-- Begin --

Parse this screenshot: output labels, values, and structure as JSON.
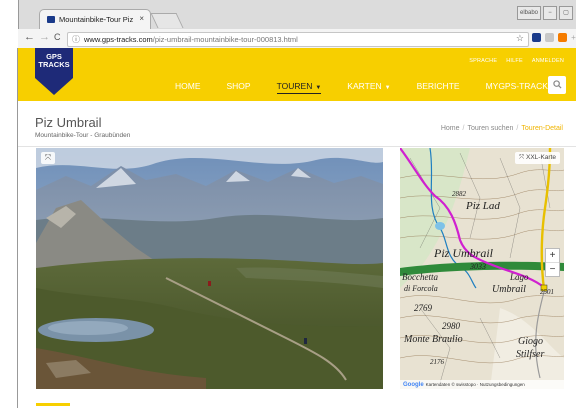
{
  "browser": {
    "tab_title": "Mountainbike-Tour Piz U",
    "tab_close": "×",
    "url_domain": "www.gps-tracks.com",
    "url_path": "/piz-umbrail-mountainbike-tour-000813.html",
    "window_user": "elbabo",
    "back": "←",
    "forward": "→",
    "reload": "C",
    "info_icon": "ⓘ",
    "bookmark_star": "☆"
  },
  "site": {
    "logo_line1": "GPS",
    "logo_line2": "TRACKS",
    "utility": [
      "SPRACHE",
      "HILFE",
      "ANMELDEN"
    ],
    "nav": [
      {
        "label": "HOME"
      },
      {
        "label": "SHOP"
      },
      {
        "label": "TOUREN"
      },
      {
        "label": "KARTEN"
      },
      {
        "label": "BERICHTE"
      },
      {
        "label": "MYGPS-TRACKS"
      }
    ],
    "accent_color": "#f7cf00"
  },
  "page": {
    "title": "Piz Umbrail",
    "subtitle": "Mountainbike-Tour - Graubünden",
    "breadcrumb": [
      "Home",
      "Touren suchen",
      "Touren-Detail"
    ]
  },
  "map": {
    "xxl_label": "XXL-Karte",
    "zoom_in": "+",
    "zoom_out": "−",
    "labels": [
      "2882",
      "Piz Lad",
      "Piz Umbrail",
      "3033",
      "Bocchetta",
      "di Forcola",
      "Lago",
      "Umbrail",
      "2769",
      "2980",
      "Monte Braulio",
      "Giogo",
      "Stilfser",
      "2501",
      "2176"
    ],
    "google": "Google",
    "attribution": "Kartendaten © swisstopo · Nutzungsbedingungen"
  }
}
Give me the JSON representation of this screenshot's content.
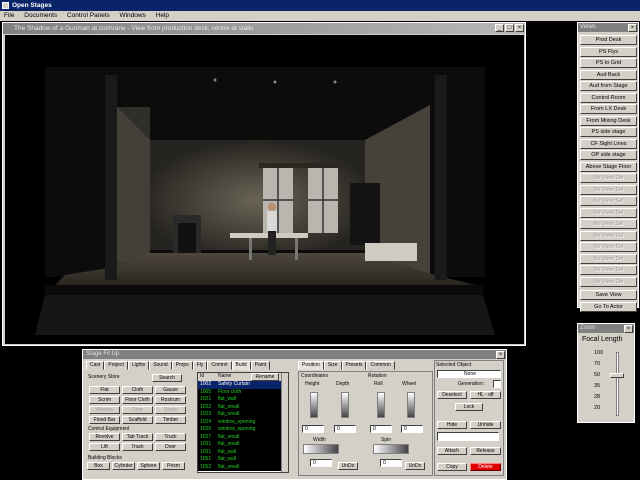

-- End --

Copy every entry word for word, but omit the pictures.

Parse this screenshot: output labels, values, and structure as JSON.
{
  "browser": {
    "tab_title": "Mountainbike-Tour Piz U",
    "tab_close": "×",
    "url_domain": "www.gps-tracks.com",
    "url_path": "/piz-umbrail-mountainbike-tour-000813.html",
    "window_user": "elbabo",
    "back": "←",
    "forward": "→",
    "reload": "C",
    "info_icon": "ⓘ",
    "bookmark_star": "☆"
  },
  "site": {
    "logo_line1": "GPS",
    "logo_line2": "TRACKS",
    "utility": [
      "SPRACHE",
      "HILFE",
      "ANMELDEN"
    ],
    "nav": [
      {
        "label": "HOME"
      },
      {
        "label": "SHOP"
      },
      {
        "label": "TOUREN"
      },
      {
        "label": "KARTEN"
      },
      {
        "label": "BERICHTE"
      },
      {
        "label": "MYGPS-TRACKS"
      }
    ],
    "accent_color": "#f7cf00"
  },
  "page": {
    "title": "Piz Umbrail",
    "subtitle": "Mountainbike-Tour - Graubünden",
    "breadcrumb": [
      "Home",
      "Touren suchen",
      "Touren-Detail"
    ]
  },
  "map": {
    "xxl_label": "XXL-Karte",
    "zoom_in": "+",
    "zoom_out": "−",
    "labels": [
      "2882",
      "Piz Lad",
      "Piz Umbrail",
      "3033",
      "Bocchetta",
      "di Forcola",
      "Lago",
      "Umbrail",
      "2769",
      "2980",
      "Monte Braulio",
      "Giogo",
      "Stilfser",
      "2501",
      "2176"
    ],
    "google": "Google",
    "attribution": "Kartendaten © swisstopo · Nutzungsbedingungen"
  }
}
Give me the JSON representation of this screenshot's content.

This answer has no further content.